--- START OF Dataset rows ---

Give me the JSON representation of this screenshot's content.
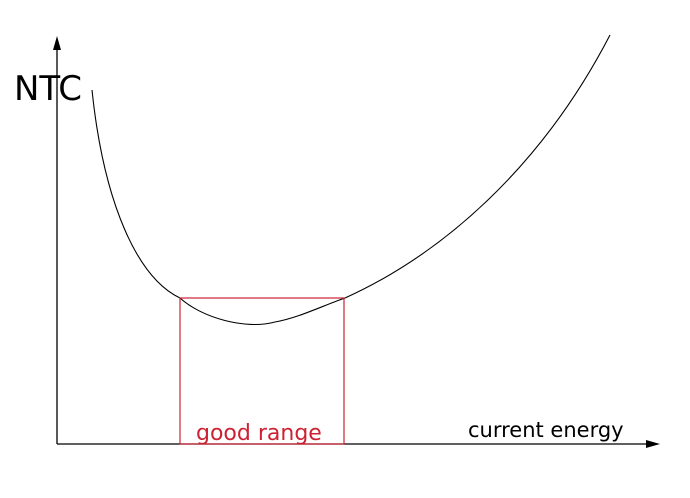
{
  "diagram": {
    "y_axis_label": "NTC",
    "x_axis_label": "current energy",
    "range_label": "good range",
    "colors": {
      "axis": "#000000",
      "curve": "#000000",
      "range": "#cc2233"
    }
  }
}
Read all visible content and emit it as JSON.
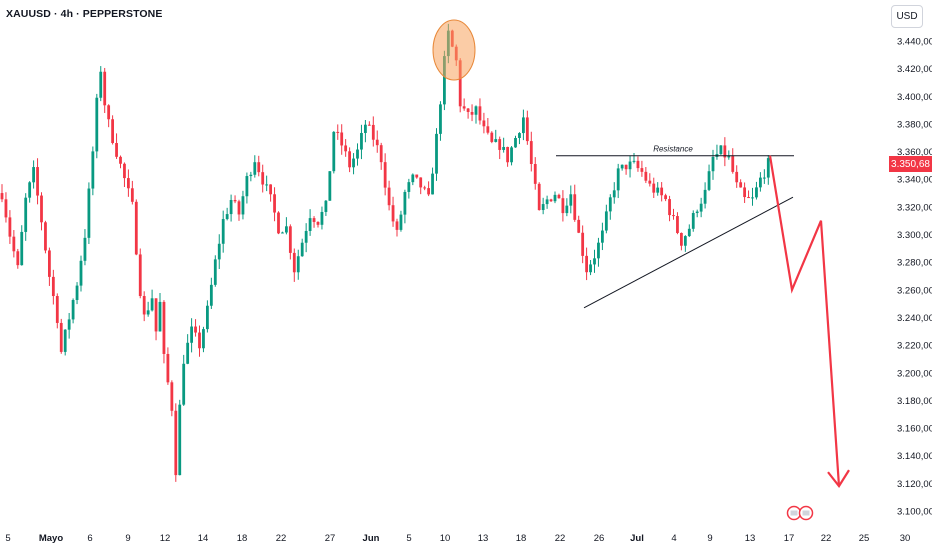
{
  "symbol": {
    "ticker": "XAUUSD",
    "timeframe": "4h",
    "broker": "PEPPERSTONE",
    "separator": "·"
  },
  "currency_label": "USD",
  "current_price_label": "3.350,68",
  "colors": {
    "up_candle": "#089981",
    "down_candle": "#f23645",
    "arrow": "#f23645",
    "highlight_fill": "#f7a35c",
    "price_badge": "#f23645",
    "trendline": "#131722"
  },
  "chart_data": {
    "type": "candlestick",
    "ylim": [
      3094,
      3464
    ],
    "y_ticks": [
      {
        "value": 3440,
        "label": "3.440,00"
      },
      {
        "value": 3420,
        "label": "3.420,00"
      },
      {
        "value": 3400,
        "label": "3.400,00"
      },
      {
        "value": 3380,
        "label": "3.380,00"
      },
      {
        "value": 3360,
        "label": "3.360,00"
      },
      {
        "value": 3340,
        "label": "3.340,00"
      },
      {
        "value": 3320,
        "label": "3.320,00"
      },
      {
        "value": 3300,
        "label": "3.300,00"
      },
      {
        "value": 3280,
        "label": "3.280,00"
      },
      {
        "value": 3260,
        "label": "3.260,00"
      },
      {
        "value": 3240,
        "label": "3.240,00"
      },
      {
        "value": 3220,
        "label": "3.220,00"
      },
      {
        "value": 3200,
        "label": "3.200,00"
      },
      {
        "value": 3180,
        "label": "3.180,00"
      },
      {
        "value": 3160,
        "label": "3.160,00"
      },
      {
        "value": 3140,
        "label": "3.140,00"
      },
      {
        "value": 3120,
        "label": "3.120,00"
      },
      {
        "value": 3100,
        "label": "3.100,00"
      }
    ],
    "x_ticks": [
      {
        "label": "5",
        "bold": false
      },
      {
        "label": "Mayo",
        "bold": true
      },
      {
        "label": "6",
        "bold": false
      },
      {
        "label": "9",
        "bold": false
      },
      {
        "label": "12",
        "bold": false
      },
      {
        "label": "14",
        "bold": false
      },
      {
        "label": "18",
        "bold": false
      },
      {
        "label": "22",
        "bold": false
      },
      {
        "label": "27",
        "bold": false
      },
      {
        "label": "Jun",
        "bold": true
      },
      {
        "label": "5",
        "bold": false
      },
      {
        "label": "10",
        "bold": false
      },
      {
        "label": "13",
        "bold": false
      },
      {
        "label": "18",
        "bold": false
      },
      {
        "label": "22",
        "bold": false
      },
      {
        "label": "26",
        "bold": false
      },
      {
        "label": "Jul",
        "bold": true
      },
      {
        "label": "4",
        "bold": false
      },
      {
        "label": "9",
        "bold": false
      },
      {
        "label": "13",
        "bold": false
      },
      {
        "label": "17",
        "bold": false
      },
      {
        "label": "22",
        "bold": false
      },
      {
        "label": "25",
        "bold": false
      },
      {
        "label": "30",
        "bold": false
      }
    ],
    "price_path": [
      {
        "t": 0,
        "p": 3330
      },
      {
        "t": 2,
        "p": 3300
      },
      {
        "t": 4,
        "p": 3275
      },
      {
        "t": 6,
        "p": 3325
      },
      {
        "t": 8,
        "p": 3345
      },
      {
        "t": 10,
        "p": 3310
      },
      {
        "t": 12,
        "p": 3270
      },
      {
        "t": 14,
        "p": 3240
      },
      {
        "t": 15,
        "p": 3215
      },
      {
        "t": 17,
        "p": 3240
      },
      {
        "t": 19,
        "p": 3265
      },
      {
        "t": 21,
        "p": 3300
      },
      {
        "t": 23,
        "p": 3360
      },
      {
        "t": 24,
        "p": 3395
      },
      {
        "t": 25,
        "p": 3420
      },
      {
        "t": 26,
        "p": 3395
      },
      {
        "t": 27,
        "p": 3380
      },
      {
        "t": 29,
        "p": 3360
      },
      {
        "t": 31,
        "p": 3340
      },
      {
        "t": 33,
        "p": 3320
      },
      {
        "t": 35,
        "p": 3260
      },
      {
        "t": 36,
        "p": 3240
      },
      {
        "t": 38,
        "p": 3255
      },
      {
        "t": 39,
        "p": 3230
      },
      {
        "t": 40,
        "p": 3250
      },
      {
        "t": 41,
        "p": 3210
      },
      {
        "t": 43,
        "p": 3175
      },
      {
        "t": 44,
        "p": 3130
      },
      {
        "t": 45,
        "p": 3175
      },
      {
        "t": 46,
        "p": 3210
      },
      {
        "t": 48,
        "p": 3230
      },
      {
        "t": 50,
        "p": 3220
      },
      {
        "t": 52,
        "p": 3245
      },
      {
        "t": 54,
        "p": 3280
      },
      {
        "t": 56,
        "p": 3310
      },
      {
        "t": 58,
        "p": 3325
      },
      {
        "t": 60,
        "p": 3315
      },
      {
        "t": 62,
        "p": 3340
      },
      {
        "t": 64,
        "p": 3355
      },
      {
        "t": 66,
        "p": 3340
      },
      {
        "t": 68,
        "p": 3325
      },
      {
        "t": 70,
        "p": 3305
      },
      {
        "t": 72,
        "p": 3305
      },
      {
        "t": 74,
        "p": 3275
      },
      {
        "t": 76,
        "p": 3295
      },
      {
        "t": 78,
        "p": 3315
      },
      {
        "t": 80,
        "p": 3310
      },
      {
        "t": 82,
        "p": 3320
      },
      {
        "t": 84,
        "p": 3375
      },
      {
        "t": 86,
        "p": 3365
      },
      {
        "t": 88,
        "p": 3350
      },
      {
        "t": 90,
        "p": 3360
      },
      {
        "t": 92,
        "p": 3380
      },
      {
        "t": 94,
        "p": 3370
      },
      {
        "t": 96,
        "p": 3355
      },
      {
        "t": 98,
        "p": 3320
      },
      {
        "t": 100,
        "p": 3300
      },
      {
        "t": 102,
        "p": 3330
      },
      {
        "t": 104,
        "p": 3340
      },
      {
        "t": 106,
        "p": 3335
      },
      {
        "t": 108,
        "p": 3325
      },
      {
        "t": 110,
        "p": 3370
      },
      {
        "t": 112,
        "p": 3425
      },
      {
        "t": 113,
        "p": 3445
      },
      {
        "t": 114,
        "p": 3435
      },
      {
        "t": 115,
        "p": 3425
      },
      {
        "t": 116,
        "p": 3395
      },
      {
        "t": 118,
        "p": 3385
      },
      {
        "t": 120,
        "p": 3390
      },
      {
        "t": 122,
        "p": 3375
      },
      {
        "t": 124,
        "p": 3365
      },
      {
        "t": 126,
        "p": 3365
      },
      {
        "t": 128,
        "p": 3355
      },
      {
        "t": 130,
        "p": 3370
      },
      {
        "t": 132,
        "p": 3385
      },
      {
        "t": 134,
        "p": 3350
      },
      {
        "t": 136,
        "p": 3315
      },
      {
        "t": 138,
        "p": 3325
      },
      {
        "t": 140,
        "p": 3330
      },
      {
        "t": 142,
        "p": 3320
      },
      {
        "t": 144,
        "p": 3330
      },
      {
        "t": 146,
        "p": 3300
      },
      {
        "t": 148,
        "p": 3275
      },
      {
        "t": 150,
        "p": 3285
      },
      {
        "t": 152,
        "p": 3300
      },
      {
        "t": 154,
        "p": 3325
      },
      {
        "t": 156,
        "p": 3345
      },
      {
        "t": 158,
        "p": 3350
      },
      {
        "t": 160,
        "p": 3350
      },
      {
        "t": 162,
        "p": 3345
      },
      {
        "t": 164,
        "p": 3335
      },
      {
        "t": 166,
        "p": 3330
      },
      {
        "t": 168,
        "p": 3325
      },
      {
        "t": 170,
        "p": 3310
      },
      {
        "t": 172,
        "p": 3295
      },
      {
        "t": 174,
        "p": 3305
      },
      {
        "t": 176,
        "p": 3320
      },
      {
        "t": 178,
        "p": 3330
      },
      {
        "t": 180,
        "p": 3355
      },
      {
        "t": 182,
        "p": 3360
      },
      {
        "t": 184,
        "p": 3355
      },
      {
        "t": 186,
        "p": 3335
      },
      {
        "t": 188,
        "p": 3325
      },
      {
        "t": 190,
        "p": 3325
      },
      {
        "t": 192,
        "p": 3340
      },
      {
        "t": 194,
        "p": 3351
      }
    ],
    "annotations": {
      "resistance_label": "Resistance",
      "resistance_level": 3357,
      "support_line": [
        {
          "date": "Jun 27",
          "value": 3247
        },
        {
          "date": "Jul 21",
          "value": 3327
        }
      ],
      "projection_arrow": [
        {
          "date": "Jul 19",
          "value": 3357
        },
        {
          "date": "Jul 21",
          "value": 3260
        },
        {
          "date": "Jul 22",
          "value": 3310
        },
        {
          "date": "Jul 24",
          "value": 3118
        }
      ],
      "highlight_circle_top": 3440
    }
  }
}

--- END OF Dataset rows ---

__What you are asked to do__: Find the lines above that contain the word "range" and collect them.

__Reply to the task__:
    "range_label": "good range",
      "range": "#cc2233"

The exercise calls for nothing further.